◆ **WRITTEN TASK**
An exact copy of every record is needed.

################

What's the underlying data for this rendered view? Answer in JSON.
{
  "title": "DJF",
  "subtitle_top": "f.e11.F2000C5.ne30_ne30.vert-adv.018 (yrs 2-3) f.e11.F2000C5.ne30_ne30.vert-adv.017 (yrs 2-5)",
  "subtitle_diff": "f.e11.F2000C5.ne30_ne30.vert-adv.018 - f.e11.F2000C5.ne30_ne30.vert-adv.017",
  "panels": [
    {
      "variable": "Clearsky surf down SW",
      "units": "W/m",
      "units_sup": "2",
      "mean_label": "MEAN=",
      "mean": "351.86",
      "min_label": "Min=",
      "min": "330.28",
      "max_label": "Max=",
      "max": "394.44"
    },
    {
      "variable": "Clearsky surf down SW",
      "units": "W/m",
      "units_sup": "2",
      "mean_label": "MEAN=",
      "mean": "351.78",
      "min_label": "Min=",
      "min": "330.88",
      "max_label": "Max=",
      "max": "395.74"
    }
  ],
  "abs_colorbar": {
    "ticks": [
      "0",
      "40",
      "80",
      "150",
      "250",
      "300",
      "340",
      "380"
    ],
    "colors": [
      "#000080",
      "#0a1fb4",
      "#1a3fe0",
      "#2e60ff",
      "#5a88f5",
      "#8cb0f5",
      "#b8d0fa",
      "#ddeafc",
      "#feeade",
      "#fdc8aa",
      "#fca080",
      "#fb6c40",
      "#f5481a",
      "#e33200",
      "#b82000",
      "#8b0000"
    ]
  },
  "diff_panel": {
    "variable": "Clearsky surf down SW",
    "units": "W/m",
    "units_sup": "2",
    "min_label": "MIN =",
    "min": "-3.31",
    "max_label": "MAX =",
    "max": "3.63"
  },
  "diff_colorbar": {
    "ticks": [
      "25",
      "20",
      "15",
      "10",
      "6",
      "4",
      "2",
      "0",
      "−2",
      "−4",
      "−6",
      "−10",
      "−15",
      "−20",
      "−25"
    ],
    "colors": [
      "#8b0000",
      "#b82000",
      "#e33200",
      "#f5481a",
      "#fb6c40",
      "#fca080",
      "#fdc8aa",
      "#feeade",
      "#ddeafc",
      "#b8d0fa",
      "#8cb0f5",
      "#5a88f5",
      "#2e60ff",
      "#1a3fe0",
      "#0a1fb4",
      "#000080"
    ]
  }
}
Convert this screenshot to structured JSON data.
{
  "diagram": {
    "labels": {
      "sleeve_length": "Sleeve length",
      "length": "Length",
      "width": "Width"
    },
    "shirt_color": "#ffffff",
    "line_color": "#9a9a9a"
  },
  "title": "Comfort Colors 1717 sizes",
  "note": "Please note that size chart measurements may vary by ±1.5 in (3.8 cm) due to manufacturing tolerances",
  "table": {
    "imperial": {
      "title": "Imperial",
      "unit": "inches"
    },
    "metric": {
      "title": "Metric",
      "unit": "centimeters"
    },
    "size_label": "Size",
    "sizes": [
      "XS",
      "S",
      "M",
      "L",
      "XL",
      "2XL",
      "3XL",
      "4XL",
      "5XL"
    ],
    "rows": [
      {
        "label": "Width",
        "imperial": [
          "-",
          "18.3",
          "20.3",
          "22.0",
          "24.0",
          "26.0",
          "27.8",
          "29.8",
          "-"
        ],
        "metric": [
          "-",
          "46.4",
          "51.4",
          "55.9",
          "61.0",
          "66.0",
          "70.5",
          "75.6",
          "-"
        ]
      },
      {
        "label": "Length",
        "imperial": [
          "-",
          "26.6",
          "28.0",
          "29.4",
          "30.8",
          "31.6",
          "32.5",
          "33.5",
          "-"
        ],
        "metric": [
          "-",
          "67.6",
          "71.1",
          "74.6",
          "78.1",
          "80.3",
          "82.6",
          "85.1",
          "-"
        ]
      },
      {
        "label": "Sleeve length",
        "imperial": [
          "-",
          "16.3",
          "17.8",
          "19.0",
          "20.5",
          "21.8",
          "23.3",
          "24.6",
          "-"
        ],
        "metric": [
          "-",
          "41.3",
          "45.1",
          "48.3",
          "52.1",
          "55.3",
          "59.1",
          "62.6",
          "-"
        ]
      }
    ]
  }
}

################

◆ **RESPONSE BELOW**
What's the underlying data for this rendered view? Answer in JSON.
{
  "title": "DJF",
  "subtitle_top": "f.e11.F2000C5.ne30_ne30.vert-adv.018 (yrs 2-3) f.e11.F2000C5.ne30_ne30.vert-adv.017 (yrs 2-5)",
  "subtitle_diff": "f.e11.F2000C5.ne30_ne30.vert-adv.018 - f.e11.F2000C5.ne30_ne30.vert-adv.017",
  "panels": [
    {
      "variable": "Clearsky surf down SW",
      "units": "W/m",
      "units_sup": "2",
      "mean_label": "MEAN=",
      "mean": "351.86",
      "min_label": "Min=",
      "min": "330.28",
      "max_label": "Max=",
      "max": "394.44"
    },
    {
      "variable": "Clearsky surf down SW",
      "units": "W/m",
      "units_sup": "2",
      "mean_label": "MEAN=",
      "mean": "351.78",
      "min_label": "Min=",
      "min": "330.88",
      "max_label": "Max=",
      "max": "395.74"
    }
  ],
  "abs_colorbar": {
    "ticks": [
      "0",
      "40",
      "80",
      "150",
      "250",
      "300",
      "340",
      "380"
    ],
    "colors": [
      "#000080",
      "#0a1fb4",
      "#1a3fe0",
      "#2e60ff",
      "#5a88f5",
      "#8cb0f5",
      "#b8d0fa",
      "#ddeafc",
      "#feeade",
      "#fdc8aa",
      "#fca080",
      "#fb6c40",
      "#f5481a",
      "#e33200",
      "#b82000",
      "#8b0000"
    ]
  },
  "diff_panel": {
    "variable": "Clearsky surf down SW",
    "units": "W/m",
    "units_sup": "2",
    "min_label": "MIN =",
    "min": "-3.31",
    "max_label": "MAX =",
    "max": "3.63"
  },
  "diff_colorbar": {
    "ticks": [
      "25",
      "20",
      "15",
      "10",
      "6",
      "4",
      "2",
      "0",
      "−2",
      "−4",
      "−6",
      "−10",
      "−15",
      "−20",
      "−25"
    ],
    "colors": [
      "#8b0000",
      "#b82000",
      "#e33200",
      "#f5481a",
      "#fb6c40",
      "#fca080",
      "#fdc8aa",
      "#feeade",
      "#ddeafc",
      "#b8d0fa",
      "#8cb0f5",
      "#5a88f5",
      "#2e60ff",
      "#1a3fe0",
      "#0a1fb4",
      "#000080"
    ]
  }
}
Convert this screenshot to structured JSON data.
{
  "diagram": {
    "labels": {
      "sleeve_length": "Sleeve length",
      "length": "Length",
      "width": "Width"
    },
    "shirt_color": "#ffffff",
    "line_color": "#9a9a9a"
  },
  "title": "Comfort Colors 1717 sizes",
  "note": "Please note that size chart measurements may vary by ±1.5 in (3.8 cm) due to manufacturing tolerances",
  "table": {
    "imperial": {
      "title": "Imperial",
      "unit": "inches"
    },
    "metric": {
      "title": "Metric",
      "unit": "centimeters"
    },
    "size_label": "Size",
    "sizes": [
      "XS",
      "S",
      "M",
      "L",
      "XL",
      "2XL",
      "3XL",
      "4XL",
      "5XL"
    ],
    "rows": [
      {
        "label": "Width",
        "imperial": [
          "-",
          "18.3",
          "20.3",
          "22.0",
          "24.0",
          "26.0",
          "27.8",
          "29.8",
          "-"
        ],
        "metric": [
          "-",
          "46.4",
          "51.4",
          "55.9",
          "61.0",
          "66.0",
          "70.5",
          "75.6",
          "-"
        ]
      },
      {
        "label": "Length",
        "imperial": [
          "-",
          "26.6",
          "28.0",
          "29.4",
          "30.8",
          "31.6",
          "32.5",
          "33.5",
          "-"
        ],
        "metric": [
          "-",
          "67.6",
          "71.1",
          "74.6",
          "78.1",
          "80.3",
          "82.6",
          "85.1",
          "-"
        ]
      },
      {
        "label": "Sleeve length",
        "imperial": [
          "-",
          "16.3",
          "17.8",
          "19.0",
          "20.5",
          "21.8",
          "23.3",
          "24.6",
          "-"
        ],
        "metric": [
          "-",
          "41.3",
          "45.1",
          "48.3",
          "52.1",
          "55.3",
          "59.1",
          "62.6",
          "-"
        ]
      }
    ]
  }
}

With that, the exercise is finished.